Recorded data
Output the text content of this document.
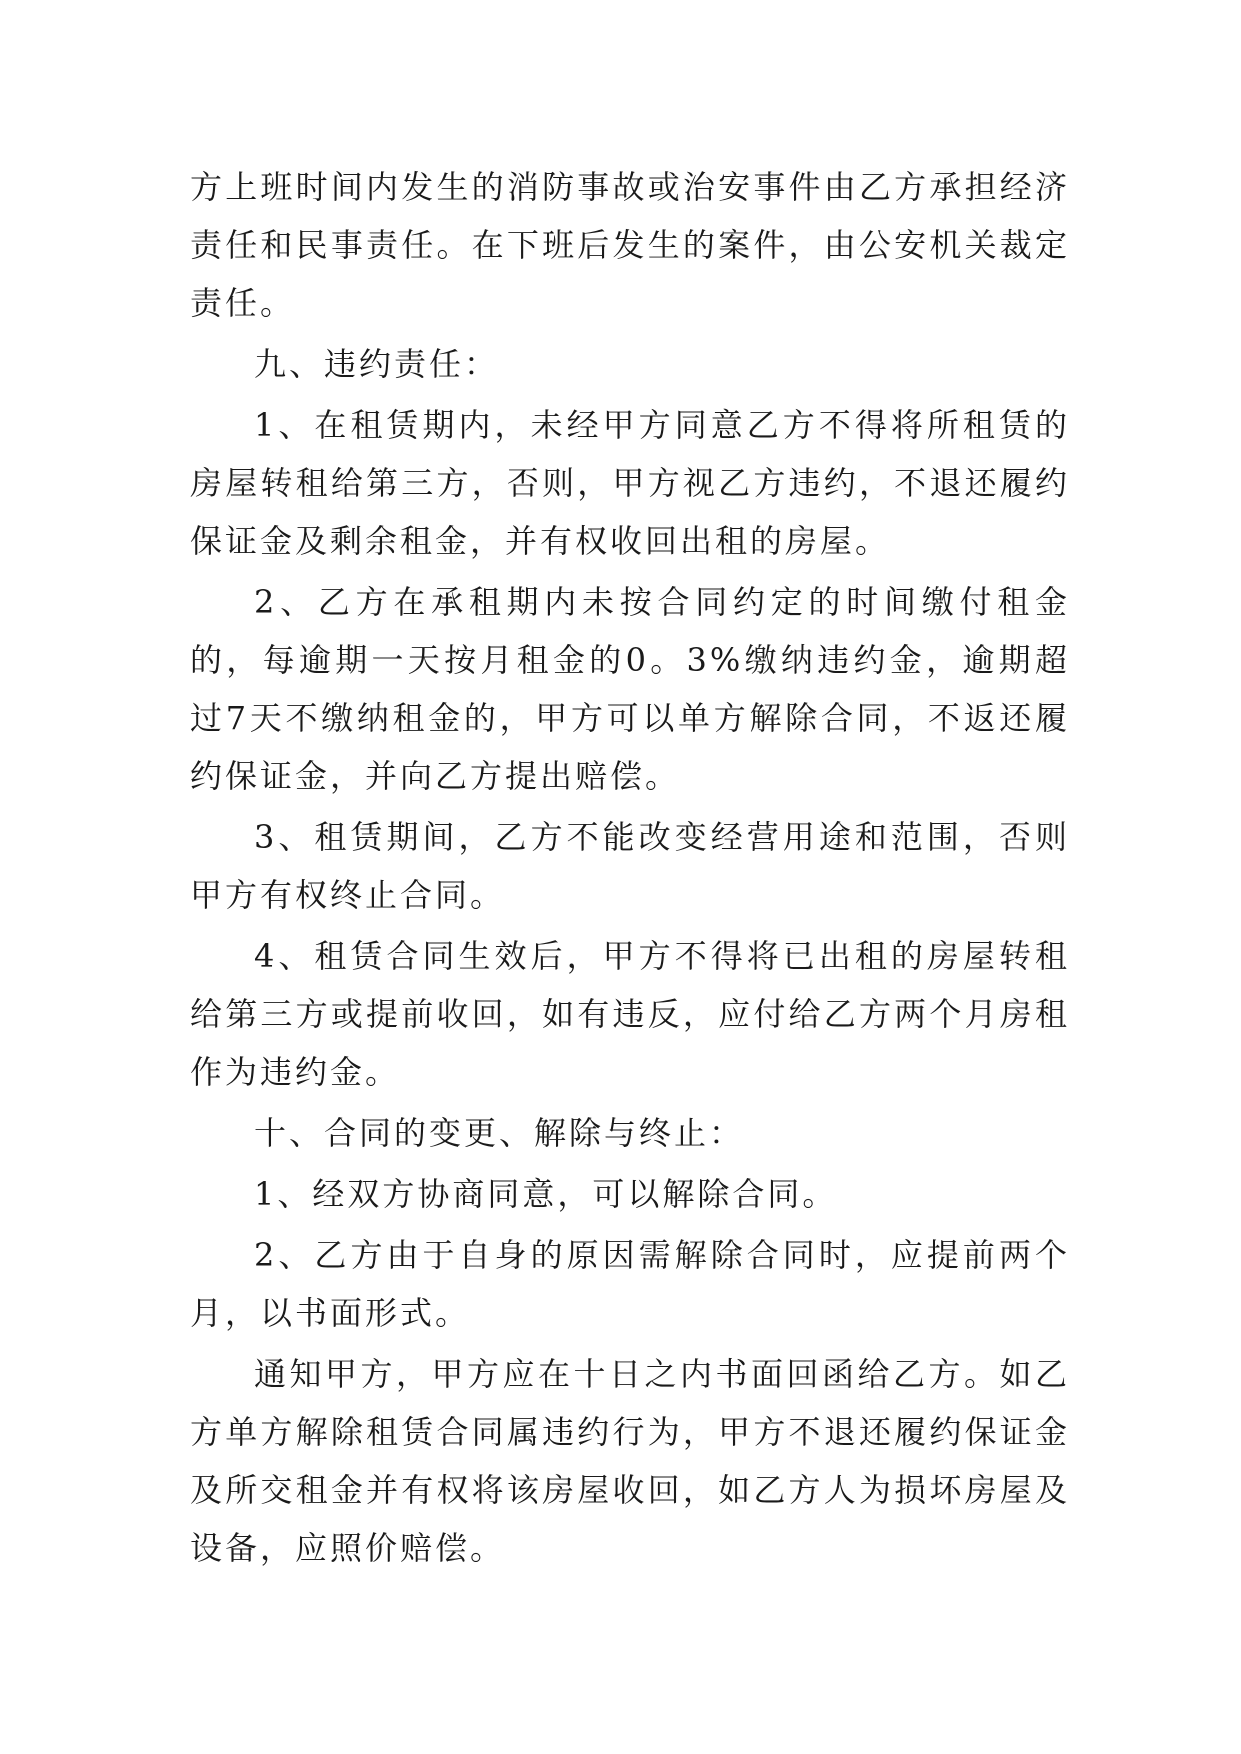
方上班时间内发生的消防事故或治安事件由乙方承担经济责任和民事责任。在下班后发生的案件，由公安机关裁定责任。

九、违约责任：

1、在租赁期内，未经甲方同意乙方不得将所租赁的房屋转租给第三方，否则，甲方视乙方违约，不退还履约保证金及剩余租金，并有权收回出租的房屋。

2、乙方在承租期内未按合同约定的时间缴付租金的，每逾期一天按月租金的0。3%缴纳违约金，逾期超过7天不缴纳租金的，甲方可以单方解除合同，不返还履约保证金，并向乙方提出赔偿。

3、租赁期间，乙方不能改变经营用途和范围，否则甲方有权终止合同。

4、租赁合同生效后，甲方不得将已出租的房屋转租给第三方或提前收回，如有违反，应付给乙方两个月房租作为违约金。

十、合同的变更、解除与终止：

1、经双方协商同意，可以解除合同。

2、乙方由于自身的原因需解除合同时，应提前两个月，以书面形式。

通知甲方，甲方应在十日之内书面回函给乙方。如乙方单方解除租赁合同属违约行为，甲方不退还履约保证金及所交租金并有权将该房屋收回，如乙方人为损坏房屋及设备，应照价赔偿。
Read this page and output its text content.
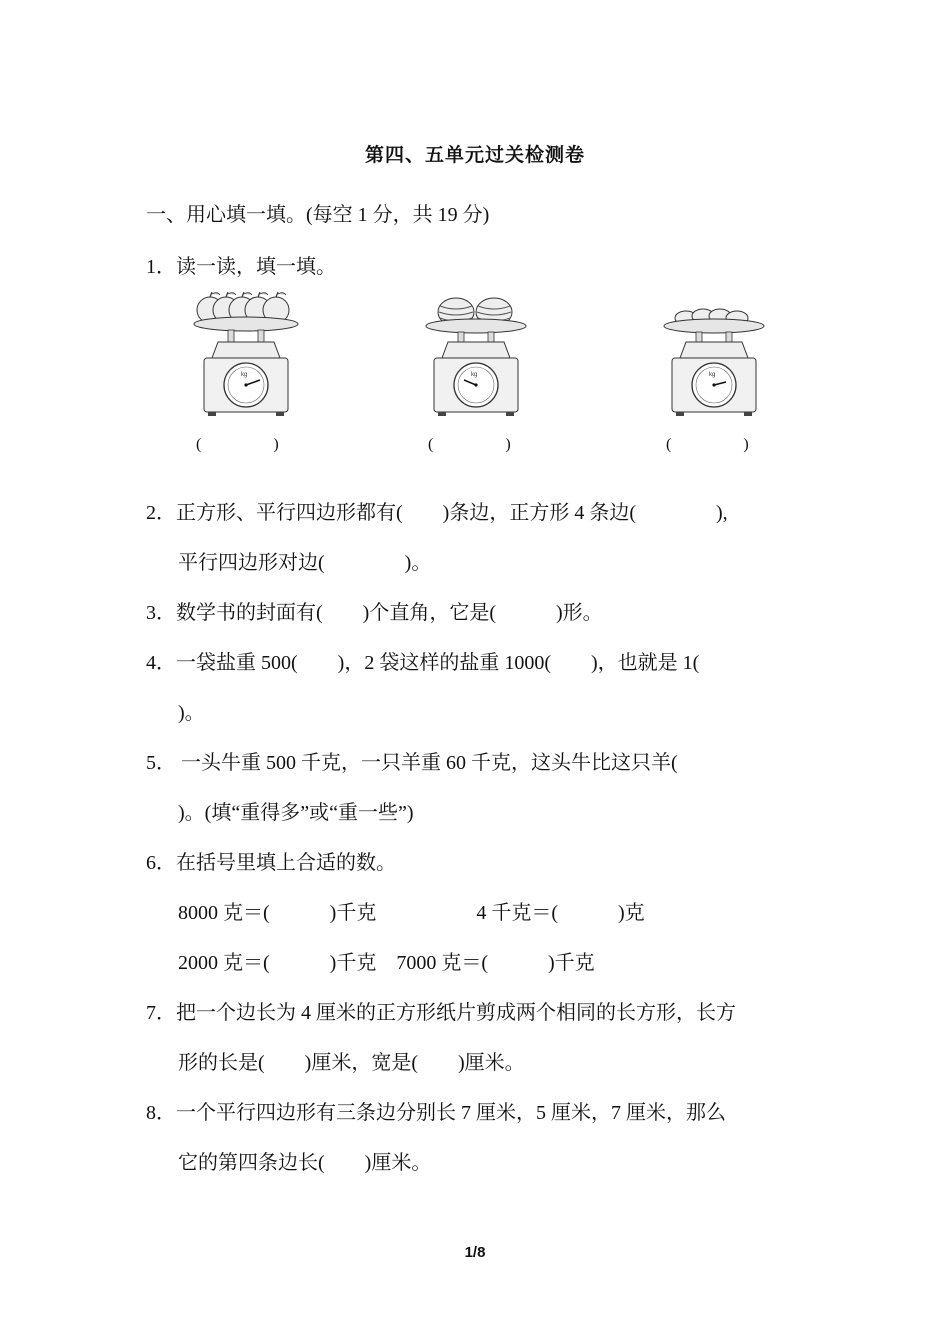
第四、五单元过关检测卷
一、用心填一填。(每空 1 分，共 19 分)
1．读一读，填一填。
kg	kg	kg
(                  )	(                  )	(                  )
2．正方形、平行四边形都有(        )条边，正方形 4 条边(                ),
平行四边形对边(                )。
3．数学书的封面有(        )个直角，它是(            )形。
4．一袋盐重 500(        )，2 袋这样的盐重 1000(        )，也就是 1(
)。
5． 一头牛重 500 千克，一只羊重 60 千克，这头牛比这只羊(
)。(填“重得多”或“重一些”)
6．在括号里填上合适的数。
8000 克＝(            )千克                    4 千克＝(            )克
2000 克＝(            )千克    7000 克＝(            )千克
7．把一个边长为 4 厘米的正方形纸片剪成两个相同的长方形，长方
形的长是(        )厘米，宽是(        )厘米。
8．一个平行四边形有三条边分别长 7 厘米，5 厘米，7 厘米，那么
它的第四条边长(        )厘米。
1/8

What is expected: Write the lines above out again exactly, without any of their pictures.

Result:
Output the text content of this document.
方上班时间内发生的消防事故或治安事件由乙方承担经济责任和民事责任。在下班后发生的案件，由公安机关裁定责任。

九、违约责任：

1、在租赁期内，未经甲方同意乙方不得将所租赁的房屋转租给第三方，否则，甲方视乙方违约，不退还履约保证金及剩余租金，并有权收回出租的房屋。

2、乙方在承租期内未按合同约定的时间缴付租金的，每逾期一天按月租金的0。3%缴纳违约金，逾期超过7天不缴纳租金的，甲方可以单方解除合同，不返还履约保证金，并向乙方提出赔偿。

3、租赁期间，乙方不能改变经营用途和范围，否则甲方有权终止合同。

4、租赁合同生效后，甲方不得将已出租的房屋转租给第三方或提前收回，如有违反，应付给乙方两个月房租作为违约金。

十、合同的变更、解除与终止：

1、经双方协商同意，可以解除合同。

2、乙方由于自身的原因需解除合同时，应提前两个月，以书面形式。

通知甲方，甲方应在十日之内书面回函给乙方。如乙方单方解除租赁合同属违约行为，甲方不退还履约保证金及所交租金并有权将该房屋收回，如乙方人为损坏房屋及设备，应照价赔偿。
Read this page and output its text content.
第四、五单元过关检测卷
一、用心填一填。(每空 1 分，共 19 分)
1．读一读，填一填。
kg	kg	kg
(                  )	(                  )	(                  )
2．正方形、平行四边形都有(        )条边，正方形 4 条边(                ),
平行四边形对边(                )。
3．数学书的封面有(        )个直角，它是(            )形。
4．一袋盐重 500(        )，2 袋这样的盐重 1000(        )，也就是 1(
)。
5． 一头牛重 500 千克，一只羊重 60 千克，这头牛比这只羊(
)。(填“重得多”或“重一些”)
6．在括号里填上合适的数。
8000 克＝(            )千克                    4 千克＝(            )克
2000 克＝(            )千克    7000 克＝(            )千克
7．把一个边长为 4 厘米的正方形纸片剪成两个相同的长方形，长方
形的长是(        )厘米，宽是(        )厘米。
8．一个平行四边形有三条边分别长 7 厘米，5 厘米，7 厘米，那么
它的第四条边长(        )厘米。
1/8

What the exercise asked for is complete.